- _WHAT IS EXPECTED_
Leave out the pictures and restate the rest of the data exactly.

____________________

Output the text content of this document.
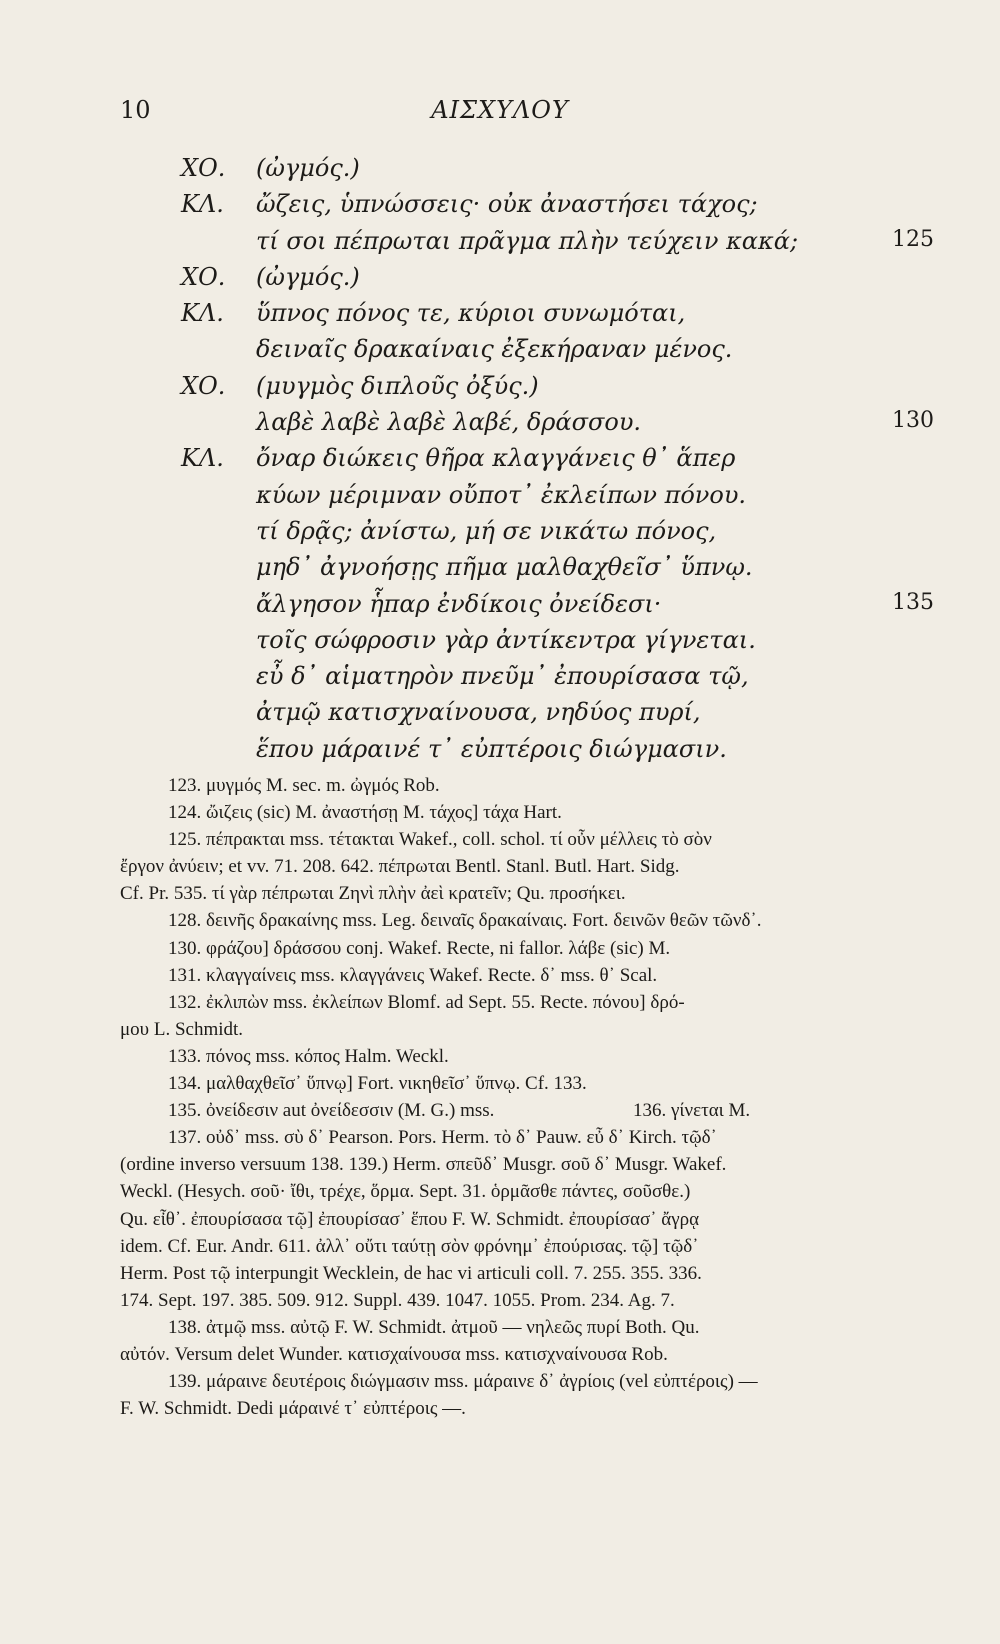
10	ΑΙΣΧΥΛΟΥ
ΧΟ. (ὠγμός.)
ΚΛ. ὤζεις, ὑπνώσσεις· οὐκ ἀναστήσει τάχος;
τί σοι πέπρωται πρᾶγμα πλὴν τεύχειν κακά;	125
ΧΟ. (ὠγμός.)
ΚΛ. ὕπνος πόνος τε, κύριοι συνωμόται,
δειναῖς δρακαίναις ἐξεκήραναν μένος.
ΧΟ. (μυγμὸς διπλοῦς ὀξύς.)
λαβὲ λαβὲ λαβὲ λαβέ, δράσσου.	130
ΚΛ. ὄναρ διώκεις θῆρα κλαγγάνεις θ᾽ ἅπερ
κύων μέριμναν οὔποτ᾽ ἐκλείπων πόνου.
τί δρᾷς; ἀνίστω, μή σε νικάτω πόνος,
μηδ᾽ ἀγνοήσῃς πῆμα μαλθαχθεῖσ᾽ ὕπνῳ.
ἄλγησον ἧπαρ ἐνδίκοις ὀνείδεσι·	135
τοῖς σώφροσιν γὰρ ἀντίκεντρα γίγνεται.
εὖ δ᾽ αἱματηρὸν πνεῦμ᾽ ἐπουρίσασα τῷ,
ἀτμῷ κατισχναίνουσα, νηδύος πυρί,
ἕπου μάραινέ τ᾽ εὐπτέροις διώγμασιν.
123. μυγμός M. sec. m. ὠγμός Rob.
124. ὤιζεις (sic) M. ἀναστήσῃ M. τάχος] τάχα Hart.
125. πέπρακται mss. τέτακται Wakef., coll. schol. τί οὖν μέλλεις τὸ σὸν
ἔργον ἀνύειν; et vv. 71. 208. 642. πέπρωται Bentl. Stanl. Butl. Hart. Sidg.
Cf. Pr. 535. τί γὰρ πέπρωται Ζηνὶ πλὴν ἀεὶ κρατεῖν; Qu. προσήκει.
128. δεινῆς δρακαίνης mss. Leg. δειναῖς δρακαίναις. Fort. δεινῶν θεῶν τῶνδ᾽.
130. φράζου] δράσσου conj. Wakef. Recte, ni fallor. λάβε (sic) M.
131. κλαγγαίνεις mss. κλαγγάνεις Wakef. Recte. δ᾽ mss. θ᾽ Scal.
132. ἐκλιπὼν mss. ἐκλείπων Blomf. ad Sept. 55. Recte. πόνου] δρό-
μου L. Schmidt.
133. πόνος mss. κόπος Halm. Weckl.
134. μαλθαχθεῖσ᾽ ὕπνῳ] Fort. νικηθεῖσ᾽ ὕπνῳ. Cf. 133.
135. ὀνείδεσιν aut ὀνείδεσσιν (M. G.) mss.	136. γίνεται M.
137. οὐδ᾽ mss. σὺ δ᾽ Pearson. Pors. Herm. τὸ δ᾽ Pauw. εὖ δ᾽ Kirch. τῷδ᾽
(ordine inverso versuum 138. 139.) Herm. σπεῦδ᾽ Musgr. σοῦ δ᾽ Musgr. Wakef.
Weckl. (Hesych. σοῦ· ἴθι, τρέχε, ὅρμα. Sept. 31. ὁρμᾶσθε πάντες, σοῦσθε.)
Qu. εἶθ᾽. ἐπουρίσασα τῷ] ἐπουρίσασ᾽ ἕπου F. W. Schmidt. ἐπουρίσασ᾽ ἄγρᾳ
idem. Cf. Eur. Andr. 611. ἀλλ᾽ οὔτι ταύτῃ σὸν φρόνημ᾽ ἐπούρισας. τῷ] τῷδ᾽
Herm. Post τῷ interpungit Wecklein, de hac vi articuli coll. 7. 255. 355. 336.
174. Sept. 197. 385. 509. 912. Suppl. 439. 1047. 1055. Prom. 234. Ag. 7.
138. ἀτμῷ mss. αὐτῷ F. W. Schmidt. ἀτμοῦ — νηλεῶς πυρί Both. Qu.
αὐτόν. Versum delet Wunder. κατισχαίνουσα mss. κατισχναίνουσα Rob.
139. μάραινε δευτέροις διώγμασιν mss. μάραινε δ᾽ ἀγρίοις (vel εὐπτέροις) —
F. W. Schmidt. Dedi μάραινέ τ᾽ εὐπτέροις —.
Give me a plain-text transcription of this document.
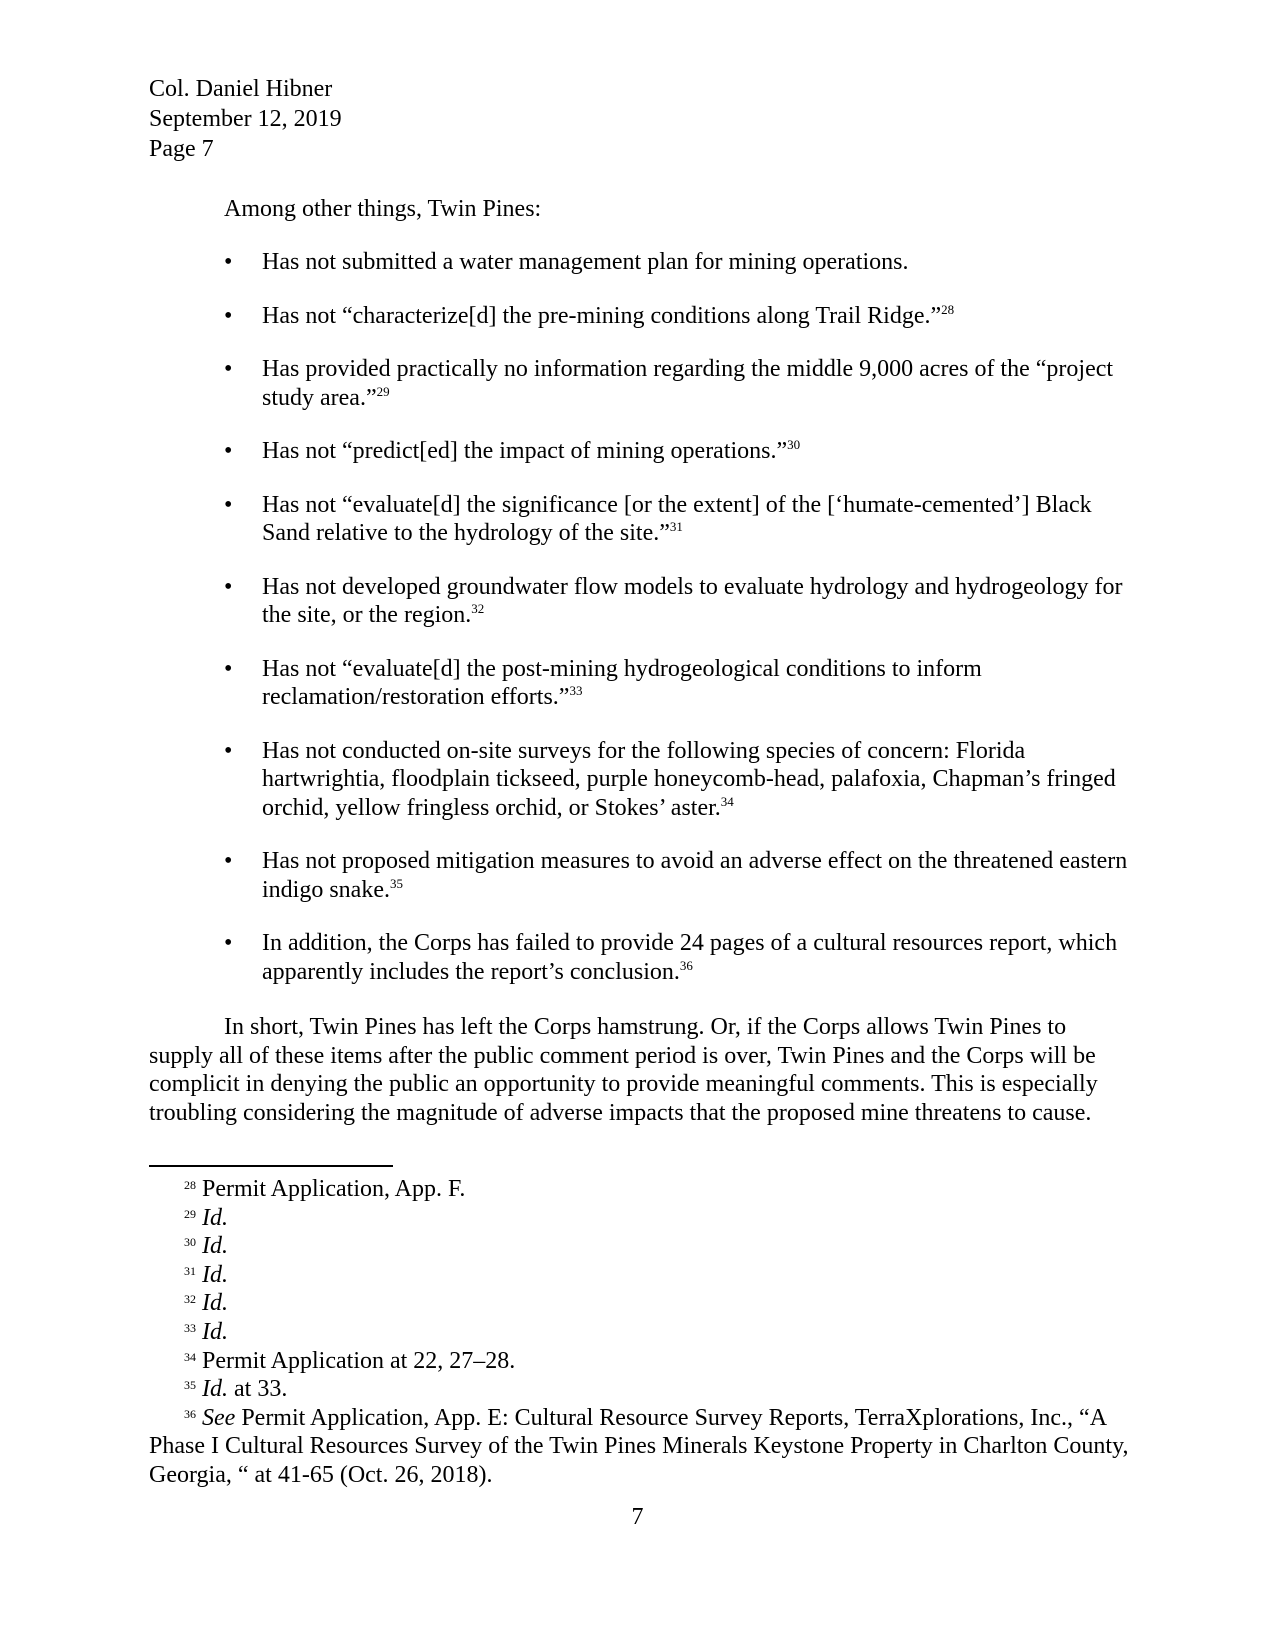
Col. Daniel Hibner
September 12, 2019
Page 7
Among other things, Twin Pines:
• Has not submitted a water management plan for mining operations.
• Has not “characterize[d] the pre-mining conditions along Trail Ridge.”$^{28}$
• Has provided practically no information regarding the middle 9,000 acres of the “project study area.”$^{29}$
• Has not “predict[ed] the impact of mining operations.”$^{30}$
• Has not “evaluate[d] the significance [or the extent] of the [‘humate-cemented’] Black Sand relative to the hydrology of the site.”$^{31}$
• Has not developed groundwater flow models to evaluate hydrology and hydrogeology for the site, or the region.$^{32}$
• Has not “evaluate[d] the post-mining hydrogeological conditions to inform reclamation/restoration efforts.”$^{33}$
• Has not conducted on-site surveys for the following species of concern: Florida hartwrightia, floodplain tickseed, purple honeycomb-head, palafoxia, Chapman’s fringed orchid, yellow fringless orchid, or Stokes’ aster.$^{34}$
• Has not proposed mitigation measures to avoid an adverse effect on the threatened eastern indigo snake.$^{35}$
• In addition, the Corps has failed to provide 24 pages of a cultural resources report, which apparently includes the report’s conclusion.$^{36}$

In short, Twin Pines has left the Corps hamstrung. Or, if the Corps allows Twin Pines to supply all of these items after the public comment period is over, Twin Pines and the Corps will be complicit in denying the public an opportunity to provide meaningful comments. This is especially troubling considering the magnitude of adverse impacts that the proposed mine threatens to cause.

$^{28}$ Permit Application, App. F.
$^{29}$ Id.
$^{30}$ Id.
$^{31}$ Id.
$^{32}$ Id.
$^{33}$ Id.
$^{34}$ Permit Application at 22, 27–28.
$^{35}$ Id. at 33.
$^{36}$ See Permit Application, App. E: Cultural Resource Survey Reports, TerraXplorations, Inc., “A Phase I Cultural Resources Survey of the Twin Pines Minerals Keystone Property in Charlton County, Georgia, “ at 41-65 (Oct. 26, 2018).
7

____________________

- _ANSWER TO THIS TASK_
Output the text content of this document.
10	ΑΙΣΧΥΛΟΥ
ΧΟ. (ὠγμός.)
ΚΛ. ὤζεις, ὑπνώσσεις· οὐκ ἀναστήσει τάχος;
τί σοι πέπρωται πρᾶγμα πλὴν τεύχειν κακά;	125
ΧΟ. (ὠγμός.)
ΚΛ. ὕπνος πόνος τε, κύριοι συνωμόται,
δειναῖς δρακαίναις ἐξεκήραναν μένος.
ΧΟ. (μυγμὸς διπλοῦς ὀξύς.)
λαβὲ λαβὲ λαβὲ λαβέ, δράσσου.	130
ΚΛ. ὄναρ διώκεις θῆρα κλαγγάνεις θ᾽ ἅπερ
κύων μέριμναν οὔποτ᾽ ἐκλείπων πόνου.
τί δρᾷς; ἀνίστω, μή σε νικάτω πόνος,
μηδ᾽ ἀγνοήσῃς πῆμα μαλθαχθεῖσ᾽ ὕπνῳ.
ἄλγησον ἧπαρ ἐνδίκοις ὀνείδεσι·	135
τοῖς σώφροσιν γὰρ ἀντίκεντρα γίγνεται.
εὖ δ᾽ αἱματηρὸν πνεῦμ᾽ ἐπουρίσασα τῷ,
ἀτμῷ κατισχναίνουσα, νηδύος πυρί,
ἕπου μάραινέ τ᾽ εὐπτέροις διώγμασιν.
123. μυγμός M. sec. m. ὠγμός Rob.
124. ὤιζεις (sic) M. ἀναστήσῃ M. τάχος] τάχα Hart.
125. πέπρακται mss. τέτακται Wakef., coll. schol. τί οὖν μέλλεις τὸ σὸν
ἔργον ἀνύειν; et vv. 71. 208. 642. πέπρωται Bentl. Stanl. Butl. Hart. Sidg.
Cf. Pr. 535. τί γὰρ πέπρωται Ζηνὶ πλὴν ἀεὶ κρατεῖν; Qu. προσήκει.
128. δεινῆς δρακαίνης mss. Leg. δειναῖς δρακαίναις. Fort. δεινῶν θεῶν τῶνδ᾽.
130. φράζου] δράσσου conj. Wakef. Recte, ni fallor. λάβε (sic) M.
131. κλαγγαίνεις mss. κλαγγάνεις Wakef. Recte. δ᾽ mss. θ᾽ Scal.
132. ἐκλιπὼν mss. ἐκλείπων Blomf. ad Sept. 55. Recte. πόνου] δρό-
μου L. Schmidt.
133. πόνος mss. κόπος Halm. Weckl.
134. μαλθαχθεῖσ᾽ ὕπνῳ] Fort. νικηθεῖσ᾽ ὕπνῳ. Cf. 133.
135. ὀνείδεσιν aut ὀνείδεσσιν (M. G.) mss.	136. γίνεται M.
137. οὐδ᾽ mss. σὺ δ᾽ Pearson. Pors. Herm. τὸ δ᾽ Pauw. εὖ δ᾽ Kirch. τῷδ᾽
(ordine inverso versuum 138. 139.) Herm. σπεῦδ᾽ Musgr. σοῦ δ᾽ Musgr. Wakef.
Weckl. (Hesych. σοῦ· ἴθι, τρέχε, ὅρμα. Sept. 31. ὁρμᾶσθε πάντες, σοῦσθε.)
Qu. εἶθ᾽. ἐπουρίσασα τῷ] ἐπουρίσασ᾽ ἕπου F. W. Schmidt. ἐπουρίσασ᾽ ἄγρᾳ
idem. Cf. Eur. Andr. 611. ἀλλ᾽ οὔτι ταύτῃ σὸν φρόνημ᾽ ἐπούρισας. τῷ] τῷδ᾽
Herm. Post τῷ interpungit Wecklein, de hac vi articuli coll. 7. 255. 355. 336.
174. Sept. 197. 385. 509. 912. Suppl. 439. 1047. 1055. Prom. 234. Ag. 7.
138. ἀτμῷ mss. αὐτῷ F. W. Schmidt. ἀτμοῦ — νηλεῶς πυρί Both. Qu.
αὐτόν. Versum delet Wunder. κατισχαίνουσα mss. κατισχναίνουσα Rob.
139. μάραινε δευτέροις διώγμασιν mss. μάραινε δ᾽ ἀγρίοις (vel εὐπτέροις) —
F. W. Schmidt. Dedi μάραινέ τ᾽ εὐπτέροις —.
Give me a plain-text transcription of this document.
Col. Daniel Hibner
September 12, 2019
Page 7
Among other things, Twin Pines:
• Has not submitted a water management plan for mining operations.
• Has not “characterize[d] the pre-mining conditions along Trail Ridge.”$^{28}$
• Has provided practically no information regarding the middle 9,000 acres of the “project study area.”$^{29}$
• Has not “predict[ed] the impact of mining operations.”$^{30}$
• Has not “evaluate[d] the significance [or the extent] of the [‘humate-cemented’] Black Sand relative to the hydrology of the site.”$^{31}$
• Has not developed groundwater flow models to evaluate hydrology and hydrogeology for the site, or the region.$^{32}$
• Has not “evaluate[d] the post-mining hydrogeological conditions to inform reclamation/restoration efforts.”$^{33}$
• Has not conducted on-site surveys for the following species of concern: Florida hartwrightia, floodplain tickseed, purple honeycomb-head, palafoxia, Chapman’s fringed orchid, yellow fringless orchid, or Stokes’ aster.$^{34}$
• Has not proposed mitigation measures to avoid an adverse effect on the threatened eastern indigo snake.$^{35}$
• In addition, the Corps has failed to provide 24 pages of a cultural resources report, which apparently includes the report’s conclusion.$^{36}$

In short, Twin Pines has left the Corps hamstrung. Or, if the Corps allows Twin Pines to supply all of these items after the public comment period is over, Twin Pines and the Corps will be complicit in denying the public an opportunity to provide meaningful comments. This is especially troubling considering the magnitude of adverse impacts that the proposed mine threatens to cause.

$^{28}$ Permit Application, App. F.
$^{29}$ Id.
$^{30}$ Id.
$^{31}$ Id.
$^{32}$ Id.
$^{33}$ Id.
$^{34}$ Permit Application at 22, 27–28.
$^{35}$ Id. at 33.
$^{36}$ See Permit Application, App. E: Cultural Resource Survey Reports, TerraXplorations, Inc., “A Phase I Cultural Resources Survey of the Twin Pines Minerals Keystone Property in Charlton County, Georgia, “ at 41-65 (Oct. 26, 2018).
7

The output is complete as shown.